***** Provided records *****

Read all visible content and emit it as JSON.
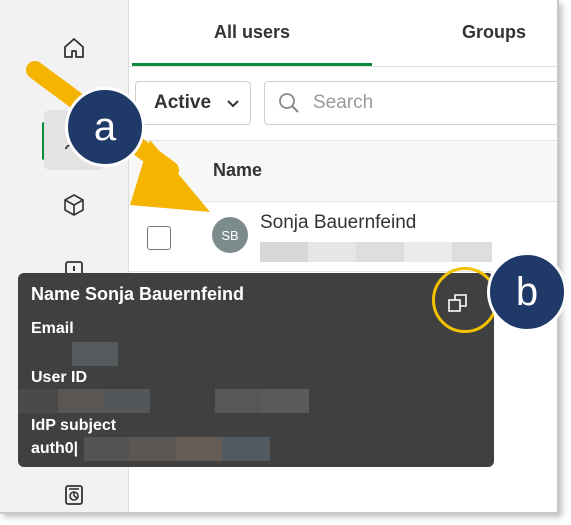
{
  "tabs": {
    "all_users": "All users",
    "groups": "Groups"
  },
  "filter": {
    "active_label": "Active"
  },
  "search": {
    "placeholder": "Search"
  },
  "table": {
    "name_header": "Name"
  },
  "user": {
    "initials": "SB",
    "name": "Sonja Bauernfeind"
  },
  "tooltip": {
    "title": "Name Sonja Bauernfeind",
    "email_label": "Email",
    "userid_label": "User ID",
    "idp_label": "IdP subject",
    "idp_value_prefix": "auth0|"
  },
  "callouts": {
    "a": "a",
    "b": "b"
  },
  "colors": {
    "accent": "#0a8a3a",
    "callout_bg": "#1f3a68",
    "highlight": "#f2c300",
    "tooltip_bg": "#404040"
  },
  "icons": [
    "home-icon",
    "users-icon",
    "cube-icon",
    "alert-icon",
    "report-icon",
    "chevron-down-icon",
    "search-icon",
    "copy-icon"
  ]
}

*****

▶ **Written task**
Skip the pictures and print each record exactly as it stands.

▶ **Exercise response**
Read all visible content and emit it as JSON.
{
  "tabs": {
    "all_users": "All users",
    "groups": "Groups"
  },
  "filter": {
    "active_label": "Active"
  },
  "search": {
    "placeholder": "Search"
  },
  "table": {
    "name_header": "Name"
  },
  "user": {
    "initials": "SB",
    "name": "Sonja Bauernfeind"
  },
  "tooltip": {
    "title": "Name Sonja Bauernfeind",
    "email_label": "Email",
    "userid_label": "User ID",
    "idp_label": "IdP subject",
    "idp_value_prefix": "auth0|"
  },
  "callouts": {
    "a": "a",
    "b": "b"
  },
  "colors": {
    "accent": "#0a8a3a",
    "callout_bg": "#1f3a68",
    "highlight": "#f2c300",
    "tooltip_bg": "#404040"
  },
  "icons": [
    "home-icon",
    "users-icon",
    "cube-icon",
    "alert-icon",
    "report-icon",
    "chevron-down-icon",
    "search-icon",
    "copy-icon"
  ]
}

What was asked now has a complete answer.